___ Provided material ___

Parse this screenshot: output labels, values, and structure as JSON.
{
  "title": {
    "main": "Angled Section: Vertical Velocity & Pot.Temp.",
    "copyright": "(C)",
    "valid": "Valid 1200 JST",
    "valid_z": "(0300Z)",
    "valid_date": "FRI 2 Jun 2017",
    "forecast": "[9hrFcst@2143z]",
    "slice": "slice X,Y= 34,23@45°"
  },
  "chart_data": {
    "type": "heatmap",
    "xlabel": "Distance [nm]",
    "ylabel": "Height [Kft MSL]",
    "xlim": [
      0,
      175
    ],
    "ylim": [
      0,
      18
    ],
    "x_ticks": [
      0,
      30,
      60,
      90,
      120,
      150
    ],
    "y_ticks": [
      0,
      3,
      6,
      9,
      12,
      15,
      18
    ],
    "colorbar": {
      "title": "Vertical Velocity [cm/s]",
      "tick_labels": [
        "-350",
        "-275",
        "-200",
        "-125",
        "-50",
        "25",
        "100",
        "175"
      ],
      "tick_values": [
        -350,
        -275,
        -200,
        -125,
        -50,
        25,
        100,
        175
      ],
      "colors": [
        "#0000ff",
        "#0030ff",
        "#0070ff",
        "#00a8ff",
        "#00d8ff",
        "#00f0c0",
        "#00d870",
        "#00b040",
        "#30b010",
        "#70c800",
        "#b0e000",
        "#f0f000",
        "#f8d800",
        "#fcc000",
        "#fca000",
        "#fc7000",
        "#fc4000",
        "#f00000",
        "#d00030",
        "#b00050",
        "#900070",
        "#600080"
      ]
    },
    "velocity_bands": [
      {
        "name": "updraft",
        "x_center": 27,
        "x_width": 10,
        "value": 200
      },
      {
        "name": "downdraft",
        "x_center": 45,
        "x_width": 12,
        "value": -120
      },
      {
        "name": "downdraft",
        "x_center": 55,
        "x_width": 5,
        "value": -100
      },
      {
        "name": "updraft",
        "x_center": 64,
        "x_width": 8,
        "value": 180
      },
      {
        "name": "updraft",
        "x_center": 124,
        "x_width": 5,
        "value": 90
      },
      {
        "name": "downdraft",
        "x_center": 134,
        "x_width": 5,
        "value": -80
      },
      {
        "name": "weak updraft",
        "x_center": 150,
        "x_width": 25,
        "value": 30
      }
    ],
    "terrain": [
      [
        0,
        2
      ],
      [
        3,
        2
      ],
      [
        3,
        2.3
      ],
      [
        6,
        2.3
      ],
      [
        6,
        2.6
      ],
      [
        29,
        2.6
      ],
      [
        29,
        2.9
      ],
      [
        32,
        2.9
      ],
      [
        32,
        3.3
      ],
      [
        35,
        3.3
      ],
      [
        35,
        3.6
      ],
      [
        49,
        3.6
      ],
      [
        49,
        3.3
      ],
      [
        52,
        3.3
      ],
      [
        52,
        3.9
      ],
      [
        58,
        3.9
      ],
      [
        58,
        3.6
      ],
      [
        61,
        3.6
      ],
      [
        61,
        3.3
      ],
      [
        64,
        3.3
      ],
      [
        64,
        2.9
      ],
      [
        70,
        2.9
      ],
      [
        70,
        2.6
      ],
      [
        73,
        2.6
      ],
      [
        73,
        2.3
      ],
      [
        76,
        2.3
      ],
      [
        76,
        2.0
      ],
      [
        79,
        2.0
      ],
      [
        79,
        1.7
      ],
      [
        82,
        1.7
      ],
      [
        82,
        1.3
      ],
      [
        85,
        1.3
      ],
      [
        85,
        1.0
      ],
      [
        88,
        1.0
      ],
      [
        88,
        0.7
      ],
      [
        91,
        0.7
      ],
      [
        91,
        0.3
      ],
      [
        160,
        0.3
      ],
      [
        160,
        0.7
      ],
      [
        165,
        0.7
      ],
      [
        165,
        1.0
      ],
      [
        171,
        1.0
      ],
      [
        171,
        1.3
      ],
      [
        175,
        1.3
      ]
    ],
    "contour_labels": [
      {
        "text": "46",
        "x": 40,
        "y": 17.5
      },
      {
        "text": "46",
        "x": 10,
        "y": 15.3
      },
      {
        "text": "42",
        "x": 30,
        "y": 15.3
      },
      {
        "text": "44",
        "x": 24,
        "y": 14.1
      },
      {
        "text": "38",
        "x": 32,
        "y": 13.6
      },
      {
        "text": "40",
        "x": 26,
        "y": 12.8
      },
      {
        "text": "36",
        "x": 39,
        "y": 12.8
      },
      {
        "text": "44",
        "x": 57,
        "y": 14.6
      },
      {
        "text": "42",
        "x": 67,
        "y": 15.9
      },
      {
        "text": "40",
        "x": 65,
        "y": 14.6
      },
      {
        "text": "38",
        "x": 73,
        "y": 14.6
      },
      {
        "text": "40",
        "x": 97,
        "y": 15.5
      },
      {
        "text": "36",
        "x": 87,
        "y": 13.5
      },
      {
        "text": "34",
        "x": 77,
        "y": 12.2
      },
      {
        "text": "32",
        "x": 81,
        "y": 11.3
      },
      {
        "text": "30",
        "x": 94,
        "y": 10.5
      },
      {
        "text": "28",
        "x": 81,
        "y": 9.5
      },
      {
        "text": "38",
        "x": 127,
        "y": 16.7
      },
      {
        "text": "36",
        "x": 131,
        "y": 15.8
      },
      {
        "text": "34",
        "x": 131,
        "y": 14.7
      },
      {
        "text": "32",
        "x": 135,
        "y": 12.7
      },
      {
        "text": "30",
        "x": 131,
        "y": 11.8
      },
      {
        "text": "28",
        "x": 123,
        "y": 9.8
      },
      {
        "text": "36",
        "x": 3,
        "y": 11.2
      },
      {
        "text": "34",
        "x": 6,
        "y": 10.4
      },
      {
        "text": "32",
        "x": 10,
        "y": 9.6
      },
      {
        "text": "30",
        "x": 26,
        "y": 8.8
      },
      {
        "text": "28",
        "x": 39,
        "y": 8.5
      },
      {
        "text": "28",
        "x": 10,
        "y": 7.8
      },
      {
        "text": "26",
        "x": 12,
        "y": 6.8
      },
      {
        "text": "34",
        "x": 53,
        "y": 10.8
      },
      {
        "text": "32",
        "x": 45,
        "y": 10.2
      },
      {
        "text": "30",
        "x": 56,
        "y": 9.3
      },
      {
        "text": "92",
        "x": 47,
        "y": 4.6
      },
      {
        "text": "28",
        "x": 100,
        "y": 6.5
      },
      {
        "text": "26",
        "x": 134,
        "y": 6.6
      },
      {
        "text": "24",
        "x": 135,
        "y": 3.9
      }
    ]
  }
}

___

— What is asked —
Using the data above, reproduce every line exactly.

— Result —
Parse this screenshot: output labels, values, and structure as JSON.
{
  "title": {
    "main": "Angled Section: Vertical Velocity & Pot.Temp.",
    "copyright": "(C)",
    "valid": "Valid 1200 JST",
    "valid_z": "(0300Z)",
    "valid_date": "FRI 2 Jun 2017",
    "forecast": "[9hrFcst@2143z]",
    "slice": "slice X,Y= 34,23@45°"
  },
  "chart_data": {
    "type": "heatmap",
    "xlabel": "Distance [nm]",
    "ylabel": "Height [Kft MSL]",
    "xlim": [
      0,
      175
    ],
    "ylim": [
      0,
      18
    ],
    "x_ticks": [
      0,
      30,
      60,
      90,
      120,
      150
    ],
    "y_ticks": [
      0,
      3,
      6,
      9,
      12,
      15,
      18
    ],
    "colorbar": {
      "title": "Vertical Velocity [cm/s]",
      "tick_labels": [
        "-350",
        "-275",
        "-200",
        "-125",
        "-50",
        "25",
        "100",
        "175"
      ],
      "tick_values": [
        -350,
        -275,
        -200,
        -125,
        -50,
        25,
        100,
        175
      ],
      "colors": [
        "#0000ff",
        "#0030ff",
        "#0070ff",
        "#00a8ff",
        "#00d8ff",
        "#00f0c0",
        "#00d870",
        "#00b040",
        "#30b010",
        "#70c800",
        "#b0e000",
        "#f0f000",
        "#f8d800",
        "#fcc000",
        "#fca000",
        "#fc7000",
        "#fc4000",
        "#f00000",
        "#d00030",
        "#b00050",
        "#900070",
        "#600080"
      ]
    },
    "velocity_bands": [
      {
        "name": "updraft",
        "x_center": 27,
        "x_width": 10,
        "value": 200
      },
      {
        "name": "downdraft",
        "x_center": 45,
        "x_width": 12,
        "value": -120
      },
      {
        "name": "downdraft",
        "x_center": 55,
        "x_width": 5,
        "value": -100
      },
      {
        "name": "updraft",
        "x_center": 64,
        "x_width": 8,
        "value": 180
      },
      {
        "name": "updraft",
        "x_center": 124,
        "x_width": 5,
        "value": 90
      },
      {
        "name": "downdraft",
        "x_center": 134,
        "x_width": 5,
        "value": -80
      },
      {
        "name": "weak updraft",
        "x_center": 150,
        "x_width": 25,
        "value": 30
      }
    ],
    "terrain": [
      [
        0,
        2
      ],
      [
        3,
        2
      ],
      [
        3,
        2.3
      ],
      [
        6,
        2.3
      ],
      [
        6,
        2.6
      ],
      [
        29,
        2.6
      ],
      [
        29,
        2.9
      ],
      [
        32,
        2.9
      ],
      [
        32,
        3.3
      ],
      [
        35,
        3.3
      ],
      [
        35,
        3.6
      ],
      [
        49,
        3.6
      ],
      [
        49,
        3.3
      ],
      [
        52,
        3.3
      ],
      [
        52,
        3.9
      ],
      [
        58,
        3.9
      ],
      [
        58,
        3.6
      ],
      [
        61,
        3.6
      ],
      [
        61,
        3.3
      ],
      [
        64,
        3.3
      ],
      [
        64,
        2.9
      ],
      [
        70,
        2.9
      ],
      [
        70,
        2.6
      ],
      [
        73,
        2.6
      ],
      [
        73,
        2.3
      ],
      [
        76,
        2.3
      ],
      [
        76,
        2.0
      ],
      [
        79,
        2.0
      ],
      [
        79,
        1.7
      ],
      [
        82,
        1.7
      ],
      [
        82,
        1.3
      ],
      [
        85,
        1.3
      ],
      [
        85,
        1.0
      ],
      [
        88,
        1.0
      ],
      [
        88,
        0.7
      ],
      [
        91,
        0.7
      ],
      [
        91,
        0.3
      ],
      [
        160,
        0.3
      ],
      [
        160,
        0.7
      ],
      [
        165,
        0.7
      ],
      [
        165,
        1.0
      ],
      [
        171,
        1.0
      ],
      [
        171,
        1.3
      ],
      [
        175,
        1.3
      ]
    ],
    "contour_labels": [
      {
        "text": "46",
        "x": 40,
        "y": 17.5
      },
      {
        "text": "46",
        "x": 10,
        "y": 15.3
      },
      {
        "text": "42",
        "x": 30,
        "y": 15.3
      },
      {
        "text": "44",
        "x": 24,
        "y": 14.1
      },
      {
        "text": "38",
        "x": 32,
        "y": 13.6
      },
      {
        "text": "40",
        "x": 26,
        "y": 12.8
      },
      {
        "text": "36",
        "x": 39,
        "y": 12.8
      },
      {
        "text": "44",
        "x": 57,
        "y": 14.6
      },
      {
        "text": "42",
        "x": 67,
        "y": 15.9
      },
      {
        "text": "40",
        "x": 65,
        "y": 14.6
      },
      {
        "text": "38",
        "x": 73,
        "y": 14.6
      },
      {
        "text": "40",
        "x": 97,
        "y": 15.5
      },
      {
        "text": "36",
        "x": 87,
        "y": 13.5
      },
      {
        "text": "34",
        "x": 77,
        "y": 12.2
      },
      {
        "text": "32",
        "x": 81,
        "y": 11.3
      },
      {
        "text": "30",
        "x": 94,
        "y": 10.5
      },
      {
        "text": "28",
        "x": 81,
        "y": 9.5
      },
      {
        "text": "38",
        "x": 127,
        "y": 16.7
      },
      {
        "text": "36",
        "x": 131,
        "y": 15.8
      },
      {
        "text": "34",
        "x": 131,
        "y": 14.7
      },
      {
        "text": "32",
        "x": 135,
        "y": 12.7
      },
      {
        "text": "30",
        "x": 131,
        "y": 11.8
      },
      {
        "text": "28",
        "x": 123,
        "y": 9.8
      },
      {
        "text": "36",
        "x": 3,
        "y": 11.2
      },
      {
        "text": "34",
        "x": 6,
        "y": 10.4
      },
      {
        "text": "32",
        "x": 10,
        "y": 9.6
      },
      {
        "text": "30",
        "x": 26,
        "y": 8.8
      },
      {
        "text": "28",
        "x": 39,
        "y": 8.5
      },
      {
        "text": "28",
        "x": 10,
        "y": 7.8
      },
      {
        "text": "26",
        "x": 12,
        "y": 6.8
      },
      {
        "text": "34",
        "x": 53,
        "y": 10.8
      },
      {
        "text": "32",
        "x": 45,
        "y": 10.2
      },
      {
        "text": "30",
        "x": 56,
        "y": 9.3
      },
      {
        "text": "92",
        "x": 47,
        "y": 4.6
      },
      {
        "text": "28",
        "x": 100,
        "y": 6.5
      },
      {
        "text": "26",
        "x": 134,
        "y": 6.6
      },
      {
        "text": "24",
        "x": 135,
        "y": 3.9
      }
    ]
  }
}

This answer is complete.